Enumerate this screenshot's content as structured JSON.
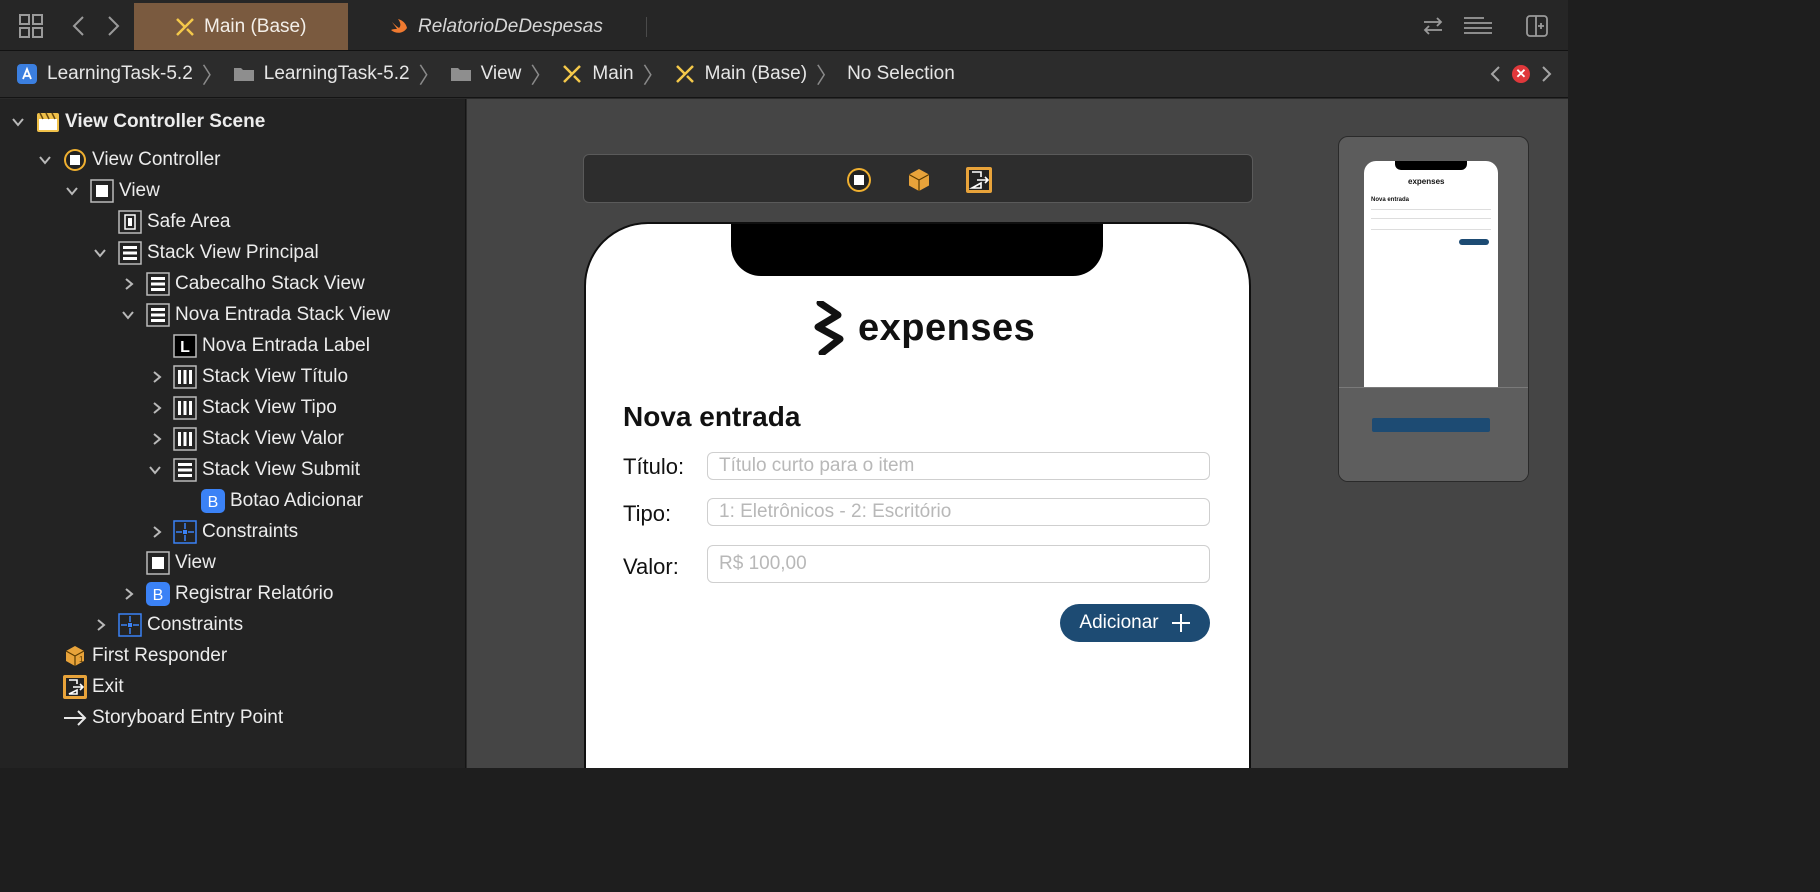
{
  "tabs": [
    {
      "label": "Main (Base)",
      "active": true,
      "icon": "storyboard-icon"
    },
    {
      "label": "RelatorioDeDespesas",
      "active": false,
      "icon": "swift-icon"
    }
  ],
  "breadcrumb": [
    {
      "label": "LearningTask-5.2",
      "icon": "app-project-icon"
    },
    {
      "label": "LearningTask-5.2",
      "icon": "folder-icon"
    },
    {
      "label": "View",
      "icon": "folder-icon"
    },
    {
      "label": "Main",
      "icon": "storyboard-icon"
    },
    {
      "label": "Main (Base)",
      "icon": "storyboard-icon"
    },
    {
      "label": "No Selection",
      "icon": ""
    }
  ],
  "outline": {
    "scene": "View Controller Scene",
    "items": [
      {
        "label": "View Controller"
      },
      {
        "label": "View"
      },
      {
        "label": "Safe Area"
      },
      {
        "label": "Stack View Principal"
      },
      {
        "label": "Cabecalho Stack View"
      },
      {
        "label": "Nova Entrada Stack View"
      },
      {
        "label": "Nova Entrada Label",
        "glyph": "L"
      },
      {
        "label": "Stack View Título"
      },
      {
        "label": "Stack View Tipo"
      },
      {
        "label": "Stack View Valor"
      },
      {
        "label": "Stack View Submit"
      },
      {
        "label": "Botao Adicionar",
        "glyph": "B"
      },
      {
        "label": "Constraints"
      },
      {
        "label": "View"
      },
      {
        "label": "Registrar Relatório",
        "glyph": "B"
      },
      {
        "label": "Constraints"
      },
      {
        "label": "First Responder"
      },
      {
        "label": "Exit"
      },
      {
        "label": "Storyboard Entry Point"
      }
    ]
  },
  "app": {
    "logo_text": "expenses",
    "form_title": "Nova entrada",
    "fields": [
      {
        "label": "Título:",
        "placeholder": "Título curto para o item"
      },
      {
        "label": "Tipo:",
        "placeholder": "1: Eletrônicos - 2: Escritório"
      },
      {
        "label": "Valor:",
        "placeholder": "R$ 100,00"
      }
    ],
    "add_button": "Adicionar",
    "minimap_logo": "expenses",
    "minimap_title": "Nova entrada"
  },
  "colors": {
    "active_tab": "#7a5a3f",
    "button_blue": "#1d4b73",
    "error_red": "#e0383b",
    "xcode_blue": "#3b82f6",
    "xcode_orange": "#e8a33a"
  }
}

WHAT NEEDS TO BE DONE: Return every line in the listing that contains the word "Título".

EXPECTED OUTPUT:
        "label": "Stack View Título"
        "label": "Título:",
        "placeholder": "Título curto para o item"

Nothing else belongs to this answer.